• Requirement: Restate, word for word, every line of the data.

###

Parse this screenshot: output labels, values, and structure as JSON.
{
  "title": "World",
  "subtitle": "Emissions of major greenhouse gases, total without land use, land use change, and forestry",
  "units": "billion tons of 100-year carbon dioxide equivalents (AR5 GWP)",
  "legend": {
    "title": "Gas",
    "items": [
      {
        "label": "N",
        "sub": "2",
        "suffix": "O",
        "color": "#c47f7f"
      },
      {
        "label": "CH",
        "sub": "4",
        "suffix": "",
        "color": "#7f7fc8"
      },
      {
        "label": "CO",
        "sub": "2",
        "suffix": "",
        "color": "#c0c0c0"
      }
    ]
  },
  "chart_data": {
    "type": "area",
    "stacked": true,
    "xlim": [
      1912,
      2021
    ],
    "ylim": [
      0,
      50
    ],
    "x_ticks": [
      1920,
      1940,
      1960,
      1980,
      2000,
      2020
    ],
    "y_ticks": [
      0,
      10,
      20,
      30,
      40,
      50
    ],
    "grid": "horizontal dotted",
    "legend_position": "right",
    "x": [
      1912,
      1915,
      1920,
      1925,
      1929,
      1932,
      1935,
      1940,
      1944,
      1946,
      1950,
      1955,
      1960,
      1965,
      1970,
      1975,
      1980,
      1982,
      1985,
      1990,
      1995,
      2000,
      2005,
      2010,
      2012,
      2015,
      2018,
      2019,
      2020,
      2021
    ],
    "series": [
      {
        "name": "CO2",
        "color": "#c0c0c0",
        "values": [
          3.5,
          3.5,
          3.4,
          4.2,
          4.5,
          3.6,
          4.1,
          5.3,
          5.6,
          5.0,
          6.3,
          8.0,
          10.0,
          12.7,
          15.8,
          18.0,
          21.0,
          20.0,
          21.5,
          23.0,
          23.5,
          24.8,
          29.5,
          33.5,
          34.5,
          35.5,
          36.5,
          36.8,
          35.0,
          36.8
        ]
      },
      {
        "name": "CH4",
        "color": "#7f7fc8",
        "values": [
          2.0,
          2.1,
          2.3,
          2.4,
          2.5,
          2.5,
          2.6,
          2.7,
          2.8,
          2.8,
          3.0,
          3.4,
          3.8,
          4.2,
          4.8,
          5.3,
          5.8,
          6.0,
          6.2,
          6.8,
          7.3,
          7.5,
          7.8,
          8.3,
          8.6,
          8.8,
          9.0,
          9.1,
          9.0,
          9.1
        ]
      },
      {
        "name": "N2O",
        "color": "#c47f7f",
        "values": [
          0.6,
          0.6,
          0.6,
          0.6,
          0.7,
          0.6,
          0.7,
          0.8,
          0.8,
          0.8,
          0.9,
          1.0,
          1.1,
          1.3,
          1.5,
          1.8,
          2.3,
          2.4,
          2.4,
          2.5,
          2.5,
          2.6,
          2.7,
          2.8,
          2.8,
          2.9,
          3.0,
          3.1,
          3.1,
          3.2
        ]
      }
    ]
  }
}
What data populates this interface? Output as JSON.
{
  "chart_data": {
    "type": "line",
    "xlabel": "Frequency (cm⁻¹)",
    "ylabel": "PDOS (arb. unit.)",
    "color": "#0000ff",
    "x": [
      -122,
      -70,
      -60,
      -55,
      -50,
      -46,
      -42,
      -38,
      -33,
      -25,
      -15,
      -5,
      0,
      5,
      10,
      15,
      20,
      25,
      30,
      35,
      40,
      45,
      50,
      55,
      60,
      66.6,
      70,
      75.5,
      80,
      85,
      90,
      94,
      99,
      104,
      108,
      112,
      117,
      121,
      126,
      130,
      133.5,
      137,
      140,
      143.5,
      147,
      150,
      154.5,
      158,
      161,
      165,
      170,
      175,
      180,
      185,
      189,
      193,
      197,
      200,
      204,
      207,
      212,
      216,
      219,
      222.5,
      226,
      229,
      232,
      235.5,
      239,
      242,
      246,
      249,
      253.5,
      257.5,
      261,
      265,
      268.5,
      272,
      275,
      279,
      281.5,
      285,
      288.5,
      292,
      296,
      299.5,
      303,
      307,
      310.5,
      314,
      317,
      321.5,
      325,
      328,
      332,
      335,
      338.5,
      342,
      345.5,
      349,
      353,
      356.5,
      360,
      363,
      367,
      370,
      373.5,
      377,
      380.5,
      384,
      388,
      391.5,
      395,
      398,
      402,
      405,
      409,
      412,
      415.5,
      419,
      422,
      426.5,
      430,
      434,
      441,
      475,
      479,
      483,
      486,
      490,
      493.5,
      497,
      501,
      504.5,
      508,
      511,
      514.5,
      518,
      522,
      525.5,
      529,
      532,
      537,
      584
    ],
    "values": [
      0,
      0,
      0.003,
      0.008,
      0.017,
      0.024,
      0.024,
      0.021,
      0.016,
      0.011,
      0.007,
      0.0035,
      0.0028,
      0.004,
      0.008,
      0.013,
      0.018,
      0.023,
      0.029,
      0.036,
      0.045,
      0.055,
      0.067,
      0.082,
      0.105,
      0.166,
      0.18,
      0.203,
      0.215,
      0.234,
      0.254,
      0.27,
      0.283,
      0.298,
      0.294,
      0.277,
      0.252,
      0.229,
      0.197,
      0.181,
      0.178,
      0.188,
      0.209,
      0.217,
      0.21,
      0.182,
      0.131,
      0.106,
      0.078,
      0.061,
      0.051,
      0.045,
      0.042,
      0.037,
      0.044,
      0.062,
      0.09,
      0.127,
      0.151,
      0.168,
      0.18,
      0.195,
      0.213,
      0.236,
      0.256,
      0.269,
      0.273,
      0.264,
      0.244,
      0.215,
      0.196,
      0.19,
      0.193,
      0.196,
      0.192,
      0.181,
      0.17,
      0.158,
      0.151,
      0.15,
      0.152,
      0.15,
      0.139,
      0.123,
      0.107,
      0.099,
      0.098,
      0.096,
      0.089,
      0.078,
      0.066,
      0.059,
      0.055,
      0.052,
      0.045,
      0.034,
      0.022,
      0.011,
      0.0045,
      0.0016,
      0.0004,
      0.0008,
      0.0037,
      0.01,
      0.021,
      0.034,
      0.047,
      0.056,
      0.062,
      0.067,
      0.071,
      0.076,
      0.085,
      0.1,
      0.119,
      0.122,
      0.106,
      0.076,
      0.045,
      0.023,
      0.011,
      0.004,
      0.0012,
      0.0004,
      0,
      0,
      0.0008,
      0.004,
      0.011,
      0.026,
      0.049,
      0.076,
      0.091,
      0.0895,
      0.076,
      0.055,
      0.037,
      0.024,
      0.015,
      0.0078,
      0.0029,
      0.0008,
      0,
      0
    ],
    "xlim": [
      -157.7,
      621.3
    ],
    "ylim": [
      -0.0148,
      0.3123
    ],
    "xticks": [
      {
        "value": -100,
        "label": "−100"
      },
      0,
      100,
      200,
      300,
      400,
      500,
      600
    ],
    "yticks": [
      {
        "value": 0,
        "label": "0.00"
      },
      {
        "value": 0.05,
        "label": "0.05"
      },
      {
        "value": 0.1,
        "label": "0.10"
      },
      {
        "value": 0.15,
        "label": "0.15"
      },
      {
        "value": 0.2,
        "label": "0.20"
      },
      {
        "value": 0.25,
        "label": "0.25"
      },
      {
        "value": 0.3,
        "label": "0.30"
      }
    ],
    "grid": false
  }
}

###

• Finished task:
Parse this screenshot: output labels, values, and structure as JSON.
{
  "title": "World",
  "subtitle": "Emissions of major greenhouse gases, total without land use, land use change, and forestry",
  "units": "billion tons of 100-year carbon dioxide equivalents (AR5 GWP)",
  "legend": {
    "title": "Gas",
    "items": [
      {
        "label": "N",
        "sub": "2",
        "suffix": "O",
        "color": "#c47f7f"
      },
      {
        "label": "CH",
        "sub": "4",
        "suffix": "",
        "color": "#7f7fc8"
      },
      {
        "label": "CO",
        "sub": "2",
        "suffix": "",
        "color": "#c0c0c0"
      }
    ]
  },
  "chart_data": {
    "type": "area",
    "stacked": true,
    "xlim": [
      1912,
      2021
    ],
    "ylim": [
      0,
      50
    ],
    "x_ticks": [
      1920,
      1940,
      1960,
      1980,
      2000,
      2020
    ],
    "y_ticks": [
      0,
      10,
      20,
      30,
      40,
      50
    ],
    "grid": "horizontal dotted",
    "legend_position": "right",
    "x": [
      1912,
      1915,
      1920,
      1925,
      1929,
      1932,
      1935,
      1940,
      1944,
      1946,
      1950,
      1955,
      1960,
      1965,
      1970,
      1975,
      1980,
      1982,
      1985,
      1990,
      1995,
      2000,
      2005,
      2010,
      2012,
      2015,
      2018,
      2019,
      2020,
      2021
    ],
    "series": [
      {
        "name": "CO2",
        "color": "#c0c0c0",
        "values": [
          3.5,
          3.5,
          3.4,
          4.2,
          4.5,
          3.6,
          4.1,
          5.3,
          5.6,
          5.0,
          6.3,
          8.0,
          10.0,
          12.7,
          15.8,
          18.0,
          21.0,
          20.0,
          21.5,
          23.0,
          23.5,
          24.8,
          29.5,
          33.5,
          34.5,
          35.5,
          36.5,
          36.8,
          35.0,
          36.8
        ]
      },
      {
        "name": "CH4",
        "color": "#7f7fc8",
        "values": [
          2.0,
          2.1,
          2.3,
          2.4,
          2.5,
          2.5,
          2.6,
          2.7,
          2.8,
          2.8,
          3.0,
          3.4,
          3.8,
          4.2,
          4.8,
          5.3,
          5.8,
          6.0,
          6.2,
          6.8,
          7.3,
          7.5,
          7.8,
          8.3,
          8.6,
          8.8,
          9.0,
          9.1,
          9.0,
          9.1
        ]
      },
      {
        "name": "N2O",
        "color": "#c47f7f",
        "values": [
          0.6,
          0.6,
          0.6,
          0.6,
          0.7,
          0.6,
          0.7,
          0.8,
          0.8,
          0.8,
          0.9,
          1.0,
          1.1,
          1.3,
          1.5,
          1.8,
          2.3,
          2.4,
          2.4,
          2.5,
          2.5,
          2.6,
          2.7,
          2.8,
          2.8,
          2.9,
          3.0,
          3.1,
          3.1,
          3.2
        ]
      }
    ]
  }
}
What data populates this interface? Output as JSON.
{
  "chart_data": {
    "type": "line",
    "xlabel": "Frequency (cm⁻¹)",
    "ylabel": "PDOS (arb. unit.)",
    "color": "#0000ff",
    "x": [
      -122,
      -70,
      -60,
      -55,
      -50,
      -46,
      -42,
      -38,
      -33,
      -25,
      -15,
      -5,
      0,
      5,
      10,
      15,
      20,
      25,
      30,
      35,
      40,
      45,
      50,
      55,
      60,
      66.6,
      70,
      75.5,
      80,
      85,
      90,
      94,
      99,
      104,
      108,
      112,
      117,
      121,
      126,
      130,
      133.5,
      137,
      140,
      143.5,
      147,
      150,
      154.5,
      158,
      161,
      165,
      170,
      175,
      180,
      185,
      189,
      193,
      197,
      200,
      204,
      207,
      212,
      216,
      219,
      222.5,
      226,
      229,
      232,
      235.5,
      239,
      242,
      246,
      249,
      253.5,
      257.5,
      261,
      265,
      268.5,
      272,
      275,
      279,
      281.5,
      285,
      288.5,
      292,
      296,
      299.5,
      303,
      307,
      310.5,
      314,
      317,
      321.5,
      325,
      328,
      332,
      335,
      338.5,
      342,
      345.5,
      349,
      353,
      356.5,
      360,
      363,
      367,
      370,
      373.5,
      377,
      380.5,
      384,
      388,
      391.5,
      395,
      398,
      402,
      405,
      409,
      412,
      415.5,
      419,
      422,
      426.5,
      430,
      434,
      441,
      475,
      479,
      483,
      486,
      490,
      493.5,
      497,
      501,
      504.5,
      508,
      511,
      514.5,
      518,
      522,
      525.5,
      529,
      532,
      537,
      584
    ],
    "values": [
      0,
      0,
      0.003,
      0.008,
      0.017,
      0.024,
      0.024,
      0.021,
      0.016,
      0.011,
      0.007,
      0.0035,
      0.0028,
      0.004,
      0.008,
      0.013,
      0.018,
      0.023,
      0.029,
      0.036,
      0.045,
      0.055,
      0.067,
      0.082,
      0.105,
      0.166,
      0.18,
      0.203,
      0.215,
      0.234,
      0.254,
      0.27,
      0.283,
      0.298,
      0.294,
      0.277,
      0.252,
      0.229,
      0.197,
      0.181,
      0.178,
      0.188,
      0.209,
      0.217,
      0.21,
      0.182,
      0.131,
      0.106,
      0.078,
      0.061,
      0.051,
      0.045,
      0.042,
      0.037,
      0.044,
      0.062,
      0.09,
      0.127,
      0.151,
      0.168,
      0.18,
      0.195,
      0.213,
      0.236,
      0.256,
      0.269,
      0.273,
      0.264,
      0.244,
      0.215,
      0.196,
      0.19,
      0.193,
      0.196,
      0.192,
      0.181,
      0.17,
      0.158,
      0.151,
      0.15,
      0.152,
      0.15,
      0.139,
      0.123,
      0.107,
      0.099,
      0.098,
      0.096,
      0.089,
      0.078,
      0.066,
      0.059,
      0.055,
      0.052,
      0.045,
      0.034,
      0.022,
      0.011,
      0.0045,
      0.0016,
      0.0004,
      0.0008,
      0.0037,
      0.01,
      0.021,
      0.034,
      0.047,
      0.056,
      0.062,
      0.067,
      0.071,
      0.076,
      0.085,
      0.1,
      0.119,
      0.122,
      0.106,
      0.076,
      0.045,
      0.023,
      0.011,
      0.004,
      0.0012,
      0.0004,
      0,
      0,
      0.0008,
      0.004,
      0.011,
      0.026,
      0.049,
      0.076,
      0.091,
      0.0895,
      0.076,
      0.055,
      0.037,
      0.024,
      0.015,
      0.0078,
      0.0029,
      0.0008,
      0,
      0
    ],
    "xlim": [
      -157.7,
      621.3
    ],
    "ylim": [
      -0.0148,
      0.3123
    ],
    "xticks": [
      {
        "value": -100,
        "label": "−100"
      },
      0,
      100,
      200,
      300,
      400,
      500,
      600
    ],
    "yticks": [
      {
        "value": 0,
        "label": "0.00"
      },
      {
        "value": 0.05,
        "label": "0.05"
      },
      {
        "value": 0.1,
        "label": "0.10"
      },
      {
        "value": 0.15,
        "label": "0.15"
      },
      {
        "value": 0.2,
        "label": "0.20"
      },
      {
        "value": 0.25,
        "label": "0.25"
      },
      {
        "value": 0.3,
        "label": "0.30"
      }
    ],
    "grid": false
  }
}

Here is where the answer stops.